- [INSTRUCTIONS FOR THE TASK] Restate the records in their entirety, word for word.

- [ENTRIES SHOWN]
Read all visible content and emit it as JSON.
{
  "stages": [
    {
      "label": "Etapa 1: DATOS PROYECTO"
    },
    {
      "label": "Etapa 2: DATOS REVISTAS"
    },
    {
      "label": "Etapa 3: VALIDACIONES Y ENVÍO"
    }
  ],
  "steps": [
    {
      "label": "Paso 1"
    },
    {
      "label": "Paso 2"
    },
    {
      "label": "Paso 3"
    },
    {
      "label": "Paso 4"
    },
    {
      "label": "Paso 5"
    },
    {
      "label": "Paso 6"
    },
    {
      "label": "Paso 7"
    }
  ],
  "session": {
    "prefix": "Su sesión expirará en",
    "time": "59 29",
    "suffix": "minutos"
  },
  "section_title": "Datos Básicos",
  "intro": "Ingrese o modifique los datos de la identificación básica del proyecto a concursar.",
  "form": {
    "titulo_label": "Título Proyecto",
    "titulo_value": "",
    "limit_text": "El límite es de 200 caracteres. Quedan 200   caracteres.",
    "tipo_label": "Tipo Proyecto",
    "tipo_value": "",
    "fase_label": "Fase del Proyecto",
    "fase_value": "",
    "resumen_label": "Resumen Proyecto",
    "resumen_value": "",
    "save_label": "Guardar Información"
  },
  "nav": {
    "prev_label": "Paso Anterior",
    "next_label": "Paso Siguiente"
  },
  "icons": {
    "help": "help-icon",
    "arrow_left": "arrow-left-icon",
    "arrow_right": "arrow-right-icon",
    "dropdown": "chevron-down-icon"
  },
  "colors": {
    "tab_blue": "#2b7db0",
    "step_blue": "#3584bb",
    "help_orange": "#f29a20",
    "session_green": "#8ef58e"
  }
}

- [COMPLETE OUTPUT]
Read all visible content and emit it as JSON.
{
  "stages": [
    {
      "label": "Etapa 1: DATOS PROYECTO"
    },
    {
      "label": "Etapa 2: DATOS REVISTAS"
    },
    {
      "label": "Etapa 3: VALIDACIONES Y ENVÍO"
    }
  ],
  "steps": [
    {
      "label": "Paso 1"
    },
    {
      "label": "Paso 2"
    },
    {
      "label": "Paso 3"
    },
    {
      "label": "Paso 4"
    },
    {
      "label": "Paso 5"
    },
    {
      "label": "Paso 6"
    },
    {
      "label": "Paso 7"
    }
  ],
  "session": {
    "prefix": "Su sesión expirará en",
    "time": "59 29",
    "suffix": "minutos"
  },
  "section_title": "Datos Básicos",
  "intro": "Ingrese o modifique los datos de la identificación básica del proyecto a concursar.",
  "form": {
    "titulo_label": "Título Proyecto",
    "titulo_value": "",
    "limit_text": "El límite es de 200 caracteres. Quedan 200   caracteres.",
    "tipo_label": "Tipo Proyecto",
    "tipo_value": "",
    "fase_label": "Fase del Proyecto",
    "fase_value": "",
    "resumen_label": "Resumen Proyecto",
    "resumen_value": "",
    "save_label": "Guardar Información"
  },
  "nav": {
    "prev_label": "Paso Anterior",
    "next_label": "Paso Siguiente"
  },
  "icons": {
    "help": "help-icon",
    "arrow_left": "arrow-left-icon",
    "arrow_right": "arrow-right-icon",
    "dropdown": "chevron-down-icon"
  },
  "colors": {
    "tab_blue": "#2b7db0",
    "step_blue": "#3584bb",
    "help_orange": "#f29a20",
    "session_green": "#8ef58e"
  }
}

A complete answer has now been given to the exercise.